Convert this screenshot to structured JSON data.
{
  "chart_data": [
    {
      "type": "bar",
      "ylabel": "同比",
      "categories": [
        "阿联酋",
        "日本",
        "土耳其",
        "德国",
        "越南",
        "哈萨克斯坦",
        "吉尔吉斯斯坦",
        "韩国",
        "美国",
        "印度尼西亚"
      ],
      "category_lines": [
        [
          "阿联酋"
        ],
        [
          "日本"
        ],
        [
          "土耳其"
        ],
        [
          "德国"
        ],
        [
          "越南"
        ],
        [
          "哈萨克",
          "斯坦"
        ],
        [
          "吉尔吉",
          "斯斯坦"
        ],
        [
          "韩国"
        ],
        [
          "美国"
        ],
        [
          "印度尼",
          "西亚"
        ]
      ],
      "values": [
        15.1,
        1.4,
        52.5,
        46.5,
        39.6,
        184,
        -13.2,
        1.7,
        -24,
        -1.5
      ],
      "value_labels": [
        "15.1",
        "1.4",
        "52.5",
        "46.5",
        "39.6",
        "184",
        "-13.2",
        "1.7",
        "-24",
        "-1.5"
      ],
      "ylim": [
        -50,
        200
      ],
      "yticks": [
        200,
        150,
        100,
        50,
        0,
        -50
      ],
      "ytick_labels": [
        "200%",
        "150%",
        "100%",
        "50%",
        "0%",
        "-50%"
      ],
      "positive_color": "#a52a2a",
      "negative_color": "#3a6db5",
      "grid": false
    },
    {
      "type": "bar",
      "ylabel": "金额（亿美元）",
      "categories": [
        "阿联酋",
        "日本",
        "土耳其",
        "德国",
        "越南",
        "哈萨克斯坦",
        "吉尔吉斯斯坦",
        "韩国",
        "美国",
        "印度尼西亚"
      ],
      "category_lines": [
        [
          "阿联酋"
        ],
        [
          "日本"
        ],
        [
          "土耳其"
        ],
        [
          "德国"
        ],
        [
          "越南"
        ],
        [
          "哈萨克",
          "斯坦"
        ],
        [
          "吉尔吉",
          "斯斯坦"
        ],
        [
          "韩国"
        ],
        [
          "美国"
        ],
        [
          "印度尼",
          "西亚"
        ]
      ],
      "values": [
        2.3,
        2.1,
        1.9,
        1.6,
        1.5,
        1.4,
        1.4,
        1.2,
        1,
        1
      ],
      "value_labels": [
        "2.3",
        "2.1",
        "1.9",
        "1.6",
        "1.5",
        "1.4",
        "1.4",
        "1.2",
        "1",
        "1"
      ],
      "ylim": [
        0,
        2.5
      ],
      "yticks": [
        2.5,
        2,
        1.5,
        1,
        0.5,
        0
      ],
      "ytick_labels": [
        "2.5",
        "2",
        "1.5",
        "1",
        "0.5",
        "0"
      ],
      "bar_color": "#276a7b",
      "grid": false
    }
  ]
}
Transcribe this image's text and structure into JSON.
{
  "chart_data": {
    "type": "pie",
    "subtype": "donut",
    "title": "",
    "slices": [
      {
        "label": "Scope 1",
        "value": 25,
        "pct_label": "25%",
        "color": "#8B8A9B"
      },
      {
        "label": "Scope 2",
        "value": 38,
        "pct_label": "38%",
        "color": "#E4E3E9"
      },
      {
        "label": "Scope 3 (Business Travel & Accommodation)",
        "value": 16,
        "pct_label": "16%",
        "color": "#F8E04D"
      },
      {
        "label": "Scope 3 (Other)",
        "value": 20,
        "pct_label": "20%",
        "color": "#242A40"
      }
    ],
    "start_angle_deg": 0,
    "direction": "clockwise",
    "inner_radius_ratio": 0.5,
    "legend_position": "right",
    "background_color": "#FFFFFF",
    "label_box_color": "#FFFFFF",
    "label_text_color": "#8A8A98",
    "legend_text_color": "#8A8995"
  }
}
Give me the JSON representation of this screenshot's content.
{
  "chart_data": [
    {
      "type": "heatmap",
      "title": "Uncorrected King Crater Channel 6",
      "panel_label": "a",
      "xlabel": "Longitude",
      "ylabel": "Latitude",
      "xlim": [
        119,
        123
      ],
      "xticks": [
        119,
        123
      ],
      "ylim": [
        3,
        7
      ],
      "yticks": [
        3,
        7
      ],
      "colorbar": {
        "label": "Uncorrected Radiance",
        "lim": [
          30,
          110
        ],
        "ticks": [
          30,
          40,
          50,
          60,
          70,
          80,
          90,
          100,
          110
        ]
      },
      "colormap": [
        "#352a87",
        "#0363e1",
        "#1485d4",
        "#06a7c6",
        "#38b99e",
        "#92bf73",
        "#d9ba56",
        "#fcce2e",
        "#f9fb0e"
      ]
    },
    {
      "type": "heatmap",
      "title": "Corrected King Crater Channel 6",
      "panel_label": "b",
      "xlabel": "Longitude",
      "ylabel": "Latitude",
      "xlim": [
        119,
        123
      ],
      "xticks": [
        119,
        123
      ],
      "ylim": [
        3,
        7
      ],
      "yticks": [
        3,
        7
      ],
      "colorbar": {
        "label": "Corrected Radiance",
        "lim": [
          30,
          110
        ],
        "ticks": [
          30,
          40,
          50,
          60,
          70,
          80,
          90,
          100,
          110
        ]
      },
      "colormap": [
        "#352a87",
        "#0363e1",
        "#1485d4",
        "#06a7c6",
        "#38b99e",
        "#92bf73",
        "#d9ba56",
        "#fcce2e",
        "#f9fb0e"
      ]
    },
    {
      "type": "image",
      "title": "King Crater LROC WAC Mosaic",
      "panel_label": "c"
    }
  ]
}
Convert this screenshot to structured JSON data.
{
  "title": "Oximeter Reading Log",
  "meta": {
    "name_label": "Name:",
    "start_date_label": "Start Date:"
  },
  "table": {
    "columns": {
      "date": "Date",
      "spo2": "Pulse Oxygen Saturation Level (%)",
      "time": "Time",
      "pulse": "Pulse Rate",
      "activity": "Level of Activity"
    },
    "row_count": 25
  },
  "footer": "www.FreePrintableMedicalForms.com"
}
----
WHAT IS BEING ASKED:
Extract, word for word, each line of the listing above.

OUTPUT FOR THIS TASK:
Convert this screenshot to structured JSON data.
{
  "chart_data": [
    {
      "type": "bar",
      "ylabel": "同比",
      "categories": [
        "阿联酋",
        "日本",
        "土耳其",
        "德国",
        "越南",
        "哈萨克斯坦",
        "吉尔吉斯斯坦",
        "韩国",
        "美国",
        "印度尼西亚"
      ],
      "category_lines": [
        [
          "阿联酋"
        ],
        [
          "日本"
        ],
        [
          "土耳其"
        ],
        [
          "德国"
        ],
        [
          "越南"
        ],
        [
          "哈萨克",
          "斯坦"
        ],
        [
          "吉尔吉",
          "斯斯坦"
        ],
        [
          "韩国"
        ],
        [
          "美国"
        ],
        [
          "印度尼",
          "西亚"
        ]
      ],
      "values": [
        15.1,
        1.4,
        52.5,
        46.5,
        39.6,
        184,
        -13.2,
        1.7,
        -24,
        -1.5
      ],
      "value_labels": [
        "15.1",
        "1.4",
        "52.5",
        "46.5",
        "39.6",
        "184",
        "-13.2",
        "1.7",
        "-24",
        "-1.5"
      ],
      "ylim": [
        -50,
        200
      ],
      "yticks": [
        200,
        150,
        100,
        50,
        0,
        -50
      ],
      "ytick_labels": [
        "200%",
        "150%",
        "100%",
        "50%",
        "0%",
        "-50%"
      ],
      "positive_color": "#a52a2a",
      "negative_color": "#3a6db5",
      "grid": false
    },
    {
      "type": "bar",
      "ylabel": "金额（亿美元）",
      "categories": [
        "阿联酋",
        "日本",
        "土耳其",
        "德国",
        "越南",
        "哈萨克斯坦",
        "吉尔吉斯斯坦",
        "韩国",
        "美国",
        "印度尼西亚"
      ],
      "category_lines": [
        [
          "阿联酋"
        ],
        [
          "日本"
        ],
        [
          "土耳其"
        ],
        [
          "德国"
        ],
        [
          "越南"
        ],
        [
          "哈萨克",
          "斯坦"
        ],
        [
          "吉尔吉",
          "斯斯坦"
        ],
        [
          "韩国"
        ],
        [
          "美国"
        ],
        [
          "印度尼",
          "西亚"
        ]
      ],
      "values": [
        2.3,
        2.1,
        1.9,
        1.6,
        1.5,
        1.4,
        1.4,
        1.2,
        1,
        1
      ],
      "value_labels": [
        "2.3",
        "2.1",
        "1.9",
        "1.6",
        "1.5",
        "1.4",
        "1.4",
        "1.2",
        "1",
        "1"
      ],
      "ylim": [
        0,
        2.5
      ],
      "yticks": [
        2.5,
        2,
        1.5,
        1,
        0.5,
        0
      ],
      "ytick_labels": [
        "2.5",
        "2",
        "1.5",
        "1",
        "0.5",
        "0"
      ],
      "bar_color": "#276a7b",
      "grid": false
    }
  ]
}
Transcribe this image's text and structure into JSON.
{
  "chart_data": {
    "type": "pie",
    "subtype": "donut",
    "title": "",
    "slices": [
      {
        "label": "Scope 1",
        "value": 25,
        "pct_label": "25%",
        "color": "#8B8A9B"
      },
      {
        "label": "Scope 2",
        "value": 38,
        "pct_label": "38%",
        "color": "#E4E3E9"
      },
      {
        "label": "Scope 3 (Business Travel & Accommodation)",
        "value": 16,
        "pct_label": "16%",
        "color": "#F8E04D"
      },
      {
        "label": "Scope 3 (Other)",
        "value": 20,
        "pct_label": "20%",
        "color": "#242A40"
      }
    ],
    "start_angle_deg": 0,
    "direction": "clockwise",
    "inner_radius_ratio": 0.5,
    "legend_position": "right",
    "background_color": "#FFFFFF",
    "label_box_color": "#FFFFFF",
    "label_text_color": "#8A8A98",
    "legend_text_color": "#8A8995"
  }
}
Give me the JSON representation of this screenshot's content.
{
  "chart_data": [
    {
      "type": "heatmap",
      "title": "Uncorrected King Crater Channel 6",
      "panel_label": "a",
      "xlabel": "Longitude",
      "ylabel": "Latitude",
      "xlim": [
        119,
        123
      ],
      "xticks": [
        119,
        123
      ],
      "ylim": [
        3,
        7
      ],
      "yticks": [
        3,
        7
      ],
      "colorbar": {
        "label": "Uncorrected Radiance",
        "lim": [
          30,
          110
        ],
        "ticks": [
          30,
          40,
          50,
          60,
          70,
          80,
          90,
          100,
          110
        ]
      },
      "colormap": [
        "#352a87",
        "#0363e1",
        "#1485d4",
        "#06a7c6",
        "#38b99e",
        "#92bf73",
        "#d9ba56",
        "#fcce2e",
        "#f9fb0e"
      ]
    },
    {
      "type": "heatmap",
      "title": "Corrected King Crater Channel 6",
      "panel_label": "b",
      "xlabel": "Longitude",
      "ylabel": "Latitude",
      "xlim": [
        119,
        123
      ],
      "xticks": [
        119,
        123
      ],
      "ylim": [
        3,
        7
      ],
      "yticks": [
        3,
        7
      ],
      "colorbar": {
        "label": "Corrected Radiance",
        "lim": [
          30,
          110
        ],
        "ticks": [
          30,
          40,
          50,
          60,
          70,
          80,
          90,
          100,
          110
        ]
      },
      "colormap": [
        "#352a87",
        "#0363e1",
        "#1485d4",
        "#06a7c6",
        "#38b99e",
        "#92bf73",
        "#d9ba56",
        "#fcce2e",
        "#f9fb0e"
      ]
    },
    {
      "type": "image",
      "title": "King Crater LROC WAC Mosaic",
      "panel_label": "c"
    }
  ]
}
Convert this screenshot to structured JSON data.
{
  "title": "Oximeter Reading Log",
  "meta": {
    "name_label": "Name:",
    "start_date_label": "Start Date:"
  },
  "table": {
    "columns": {
      "date": "Date",
      "spo2": "Pulse Oxygen Saturation Level (%)",
      "time": "Time",
      "pulse": "Pulse Rate",
      "activity": "Level of Activity"
    },
    "row_count": 25
  },
  "footer": "www.FreePrintableMedicalForms.com"
}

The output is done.